Parts of the exercise ▸
**1.** In the email, change "hypervisor" to "host" and write out the passage that begins at "In-Reply-To: <20210325044015.115925-1-aik@ozlabs.ru>" and stops after "and the hypervisor.".
**2.** Answer these questions about the email:
(a) How large is the shim that has served as the runtime firmware component (RTAS)?
(b) Which pseries machine option enables the new boot time client interface?
(c) Under which directory is the "vof.bin" firmware image included with its source code?
--- Document segment ---
From: Alexey Kardashevskiy <aik@ozlabs.ru>
To: qemu-devel@nongnu.org
Cc: qemu-ppc@nongnu.org, Greg Kurz <groug@kaod.org>,
David Gibson <david@gibson.dropbear.id.au>
Subject: Re: [PATCH qemu v17] spapr: Implement Open Firmware client interface
Date: Mon, 29 Mar 2021 14:41:38 +1100 [thread overview]
Message-ID: <c6cf58c4-0901-a331-3c75-ae6e0e8305ad@ozlabs.ru> (raw)
In-Reply-To: <20210325044015.115925-1-aik@ozlabs.ru>
On 25/03/2021 15:40, Alexey Kardashevskiy wrote:
> The PAPR platform which describes an OS environment that's presented by
> a combination of a hypervisor and firmware. The features it specifies
> require collaboration between the firmware and the hypervisor.
>
> Since the beginning, the runtime component of the firmware (RTAS) has
> been implemented as a 20 byte shim which simply forwards it to
> a hypercall implemented in qemu. The boot time firmware component is
> SLOF - but a build that's specific to qemu, and has always needed to be
> updated in sync with it. Even though we've managed to limit the amount
> of runtime communication we need between qemu and SLOF, there's some,
> and it has become increasingly awkward to handle as we've implemented
> new features.
>
> This implements a boot time OF client interface (CI) which is
> enabled by a new "x-vof" pseries machine option (stands for "Virtual Open
> Firmware). When enabled, QEMU implements the custom H_OF_CLIENT hcall
> which implements Open Firmware Client Interface (OF CI). This allows
> using a smaller stateless firmware which does not have to manage
> the device tree.
>
> The new "vof.bin" firmware image is included with source code under
> pc-bios/. It also includes RTAS blob.
>
> This implements a handful of CI methods just to get -kernel/-initrd
> working. In particular, this implements the device tree fetching and
> simple memory allocator - "claim" (an OF CI memory allocator) and updates
> "/memory@0/available" to report the client about available memory.
>
> This implements changing some device tree properties which we know how
> to deal with, the rest is ignored. To allow changes, this skips
> fdt_pack() when x-vof=on as not packing the blob leaves some room for
> appending.
--- Collected material ---
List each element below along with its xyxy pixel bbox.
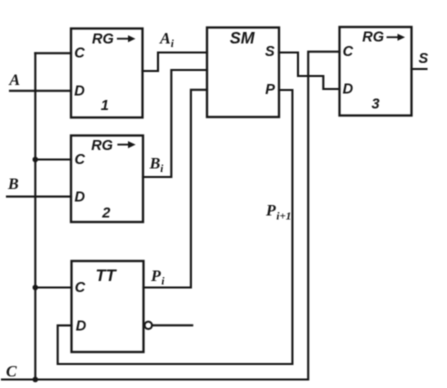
---
Exercise responses ▸
**1.**
In-Reply-To: <20210325044015.115925-1-aik@ozlabs.ru>
On 25/03/2021 15:40, Alexey Kardashevskiy wrote:
> The PAPR platform which describes an OS environment that's presented by
> a combination of a host and firmware. The features it specifies
> require collaboration between the firmware and the host.

**2.**
(a) 20 bytes
(b) "x-vof"
(c) pc-bios/